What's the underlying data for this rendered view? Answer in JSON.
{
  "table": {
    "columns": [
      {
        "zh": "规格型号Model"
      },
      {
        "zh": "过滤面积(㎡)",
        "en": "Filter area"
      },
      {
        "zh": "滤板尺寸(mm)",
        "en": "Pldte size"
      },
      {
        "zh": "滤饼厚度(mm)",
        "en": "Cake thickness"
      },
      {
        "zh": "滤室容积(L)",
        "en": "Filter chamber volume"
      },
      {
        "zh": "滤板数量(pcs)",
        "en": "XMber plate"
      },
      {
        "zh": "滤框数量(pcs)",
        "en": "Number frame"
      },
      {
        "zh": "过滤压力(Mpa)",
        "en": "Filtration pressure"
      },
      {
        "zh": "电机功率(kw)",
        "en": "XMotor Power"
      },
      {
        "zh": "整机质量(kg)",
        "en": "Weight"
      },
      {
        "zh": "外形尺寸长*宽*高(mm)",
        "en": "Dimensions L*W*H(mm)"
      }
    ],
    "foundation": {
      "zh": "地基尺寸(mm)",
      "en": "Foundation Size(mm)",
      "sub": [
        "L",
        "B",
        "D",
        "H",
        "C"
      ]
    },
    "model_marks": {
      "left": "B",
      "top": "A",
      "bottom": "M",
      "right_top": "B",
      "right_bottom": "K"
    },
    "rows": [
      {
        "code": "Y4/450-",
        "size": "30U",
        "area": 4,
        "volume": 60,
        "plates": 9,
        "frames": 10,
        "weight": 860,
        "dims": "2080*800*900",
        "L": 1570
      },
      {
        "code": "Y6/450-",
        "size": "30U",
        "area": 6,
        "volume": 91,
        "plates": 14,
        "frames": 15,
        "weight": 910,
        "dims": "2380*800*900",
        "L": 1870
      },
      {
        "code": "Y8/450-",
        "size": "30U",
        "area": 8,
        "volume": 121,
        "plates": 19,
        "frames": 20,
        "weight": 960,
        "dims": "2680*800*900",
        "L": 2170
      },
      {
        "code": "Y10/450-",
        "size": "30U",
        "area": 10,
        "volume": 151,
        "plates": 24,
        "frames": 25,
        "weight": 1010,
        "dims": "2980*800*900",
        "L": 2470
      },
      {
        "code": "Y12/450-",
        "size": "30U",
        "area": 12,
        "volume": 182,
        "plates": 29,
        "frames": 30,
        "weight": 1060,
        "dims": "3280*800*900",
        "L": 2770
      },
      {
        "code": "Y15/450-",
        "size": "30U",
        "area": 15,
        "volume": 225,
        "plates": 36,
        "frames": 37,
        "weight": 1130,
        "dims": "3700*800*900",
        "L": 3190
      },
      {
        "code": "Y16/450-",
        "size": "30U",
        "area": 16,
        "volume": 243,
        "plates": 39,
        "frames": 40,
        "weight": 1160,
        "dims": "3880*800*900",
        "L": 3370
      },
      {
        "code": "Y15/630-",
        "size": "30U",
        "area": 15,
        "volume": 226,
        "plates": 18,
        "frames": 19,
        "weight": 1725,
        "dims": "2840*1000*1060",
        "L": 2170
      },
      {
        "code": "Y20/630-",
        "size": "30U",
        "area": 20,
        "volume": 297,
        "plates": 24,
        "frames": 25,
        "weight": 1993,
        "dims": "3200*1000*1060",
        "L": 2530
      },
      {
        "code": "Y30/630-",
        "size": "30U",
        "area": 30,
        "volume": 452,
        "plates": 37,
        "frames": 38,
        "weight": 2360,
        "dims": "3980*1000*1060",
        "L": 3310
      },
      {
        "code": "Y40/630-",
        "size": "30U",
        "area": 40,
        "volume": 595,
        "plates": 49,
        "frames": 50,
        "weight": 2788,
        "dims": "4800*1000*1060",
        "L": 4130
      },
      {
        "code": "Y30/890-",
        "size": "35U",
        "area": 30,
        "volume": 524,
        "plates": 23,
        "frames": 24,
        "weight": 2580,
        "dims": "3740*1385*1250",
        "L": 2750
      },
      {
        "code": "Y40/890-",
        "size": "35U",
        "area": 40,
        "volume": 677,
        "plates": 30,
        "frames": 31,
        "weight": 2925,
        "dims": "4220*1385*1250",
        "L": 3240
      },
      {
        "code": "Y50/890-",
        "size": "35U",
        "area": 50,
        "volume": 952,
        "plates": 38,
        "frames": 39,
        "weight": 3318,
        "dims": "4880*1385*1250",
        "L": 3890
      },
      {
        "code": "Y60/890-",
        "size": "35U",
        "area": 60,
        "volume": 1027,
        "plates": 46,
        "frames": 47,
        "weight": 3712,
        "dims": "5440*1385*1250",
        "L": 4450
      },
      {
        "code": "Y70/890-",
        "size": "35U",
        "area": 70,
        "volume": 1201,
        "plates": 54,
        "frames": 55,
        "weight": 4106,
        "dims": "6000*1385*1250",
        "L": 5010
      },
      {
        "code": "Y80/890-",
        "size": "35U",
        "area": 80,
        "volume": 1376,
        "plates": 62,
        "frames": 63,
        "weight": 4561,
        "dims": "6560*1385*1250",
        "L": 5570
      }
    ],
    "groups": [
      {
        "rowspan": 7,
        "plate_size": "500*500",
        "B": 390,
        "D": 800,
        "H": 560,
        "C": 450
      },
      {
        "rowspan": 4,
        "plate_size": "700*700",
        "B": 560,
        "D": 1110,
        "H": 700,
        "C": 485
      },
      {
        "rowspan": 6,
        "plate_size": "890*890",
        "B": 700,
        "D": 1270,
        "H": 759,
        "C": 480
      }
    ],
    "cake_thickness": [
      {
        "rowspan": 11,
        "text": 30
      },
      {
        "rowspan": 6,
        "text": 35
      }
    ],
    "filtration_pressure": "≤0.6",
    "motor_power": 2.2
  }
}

========================================================================

Short problem
Print every entry exactly as it appears.

Correct answer
What's the underlying data for this rendered view? Answer in JSON.
{
  "table": {
    "columns": [
      {
        "zh": "规格型号Model"
      },
      {
        "zh": "过滤面积(㎡)",
        "en": "Filter area"
      },
      {
        "zh": "滤板尺寸(mm)",
        "en": "Pldte size"
      },
      {
        "zh": "滤饼厚度(mm)",
        "en": "Cake thickness"
      },
      {
        "zh": "滤室容积(L)",
        "en": "Filter chamber volume"
      },
      {
        "zh": "滤板数量(pcs)",
        "en": "XMber plate"
      },
      {
        "zh": "滤框数量(pcs)",
        "en": "Number frame"
      },
      {
        "zh": "过滤压力(Mpa)",
        "en": "Filtration pressure"
      },
      {
        "zh": "电机功率(kw)",
        "en": "XMotor Power"
      },
      {
        "zh": "整机质量(kg)",
        "en": "Weight"
      },
      {
        "zh": "外形尺寸长*宽*高(mm)",
        "en": "Dimensions L*W*H(mm)"
      }
    ],
    "foundation": {
      "zh": "地基尺寸(mm)",
      "en": "Foundation Size(mm)",
      "sub": [
        "L",
        "B",
        "D",
        "H",
        "C"
      ]
    },
    "model_marks": {
      "left": "B",
      "top": "A",
      "bottom": "M",
      "right_top": "B",
      "right_bottom": "K"
    },
    "rows": [
      {
        "code": "Y4/450-",
        "size": "30U",
        "area": 4,
        "volume": 60,
        "plates": 9,
        "frames": 10,
        "weight": 860,
        "dims": "2080*800*900",
        "L": 1570
      },
      {
        "code": "Y6/450-",
        "size": "30U",
        "area": 6,
        "volume": 91,
        "plates": 14,
        "frames": 15,
        "weight": 910,
        "dims": "2380*800*900",
        "L": 1870
      },
      {
        "code": "Y8/450-",
        "size": "30U",
        "area": 8,
        "volume": 121,
        "plates": 19,
        "frames": 20,
        "weight": 960,
        "dims": "2680*800*900",
        "L": 2170
      },
      {
        "code": "Y10/450-",
        "size": "30U",
        "area": 10,
        "volume": 151,
        "plates": 24,
        "frames": 25,
        "weight": 1010,
        "dims": "2980*800*900",
        "L": 2470
      },
      {
        "code": "Y12/450-",
        "size": "30U",
        "area": 12,
        "volume": 182,
        "plates": 29,
        "frames": 30,
        "weight": 1060,
        "dims": "3280*800*900",
        "L": 2770
      },
      {
        "code": "Y15/450-",
        "size": "30U",
        "area": 15,
        "volume": 225,
        "plates": 36,
        "frames": 37,
        "weight": 1130,
        "dims": "3700*800*900",
        "L": 3190
      },
      {
        "code": "Y16/450-",
        "size": "30U",
        "area": 16,
        "volume": 243,
        "plates": 39,
        "frames": 40,
        "weight": 1160,
        "dims": "3880*800*900",
        "L": 3370
      },
      {
        "code": "Y15/630-",
        "size": "30U",
        "area": 15,
        "volume": 226,
        "plates": 18,
        "frames": 19,
        "weight": 1725,
        "dims": "2840*1000*1060",
        "L": 2170
      },
      {
        "code": "Y20/630-",
        "size": "30U",
        "area": 20,
        "volume": 297,
        "plates": 24,
        "frames": 25,
        "weight": 1993,
        "dims": "3200*1000*1060",
        "L": 2530
      },
      {
        "code": "Y30/630-",
        "size": "30U",
        "area": 30,
        "volume": 452,
        "plates": 37,
        "frames": 38,
        "weight": 2360,
        "dims": "3980*1000*1060",
        "L": 3310
      },
      {
        "code": "Y40/630-",
        "size": "30U",
        "area": 40,
        "volume": 595,
        "plates": 49,
        "frames": 50,
        "weight": 2788,
        "dims": "4800*1000*1060",
        "L": 4130
      },
      {
        "code": "Y30/890-",
        "size": "35U",
        "area": 30,
        "volume": 524,
        "plates": 23,
        "frames": 24,
        "weight": 2580,
        "dims": "3740*1385*1250",
        "L": 2750
      },
      {
        "code": "Y40/890-",
        "size": "35U",
        "area": 40,
        "volume": 677,
        "plates": 30,
        "frames": 31,
        "weight": 2925,
        "dims": "4220*1385*1250",
        "L": 3240
      },
      {
        "code": "Y50/890-",
        "size": "35U",
        "area": 50,
        "volume": 952,
        "plates": 38,
        "frames": 39,
        "weight": 3318,
        "dims": "4880*1385*1250",
        "L": 3890
      },
      {
        "code": "Y60/890-",
        "size": "35U",
        "area": 60,
        "volume": 1027,
        "plates": 46,
        "frames": 47,
        "weight": 3712,
        "dims": "5440*1385*1250",
        "L": 4450
      },
      {
        "code": "Y70/890-",
        "size": "35U",
        "area": 70,
        "volume": 1201,
        "plates": 54,
        "frames": 55,
        "weight": 4106,
        "dims": "6000*1385*1250",
        "L": 5010
      },
      {
        "code": "Y80/890-",
        "size": "35U",
        "area": 80,
        "volume": 1376,
        "plates": 62,
        "frames": 63,
        "weight": 4561,
        "dims": "6560*1385*1250",
        "L": 5570
      }
    ],
    "groups": [
      {
        "rowspan": 7,
        "plate_size": "500*500",
        "B": 390,
        "D": 800,
        "H": 560,
        "C": 450
      },
      {
        "rowspan": 4,
        "plate_size": "700*700",
        "B": 560,
        "D": 1110,
        "H": 700,
        "C": 485
      },
      {
        "rowspan": 6,
        "plate_size": "890*890",
        "B": 700,
        "D": 1270,
        "H": 759,
        "C": 480
      }
    ],
    "cake_thickness": [
      {
        "rowspan": 11,
        "text": 30
      },
      {
        "rowspan": 6,
        "text": 35
      }
    ],
    "filtration_pressure": "≤0.6",
    "motor_power": 2.2
  }
}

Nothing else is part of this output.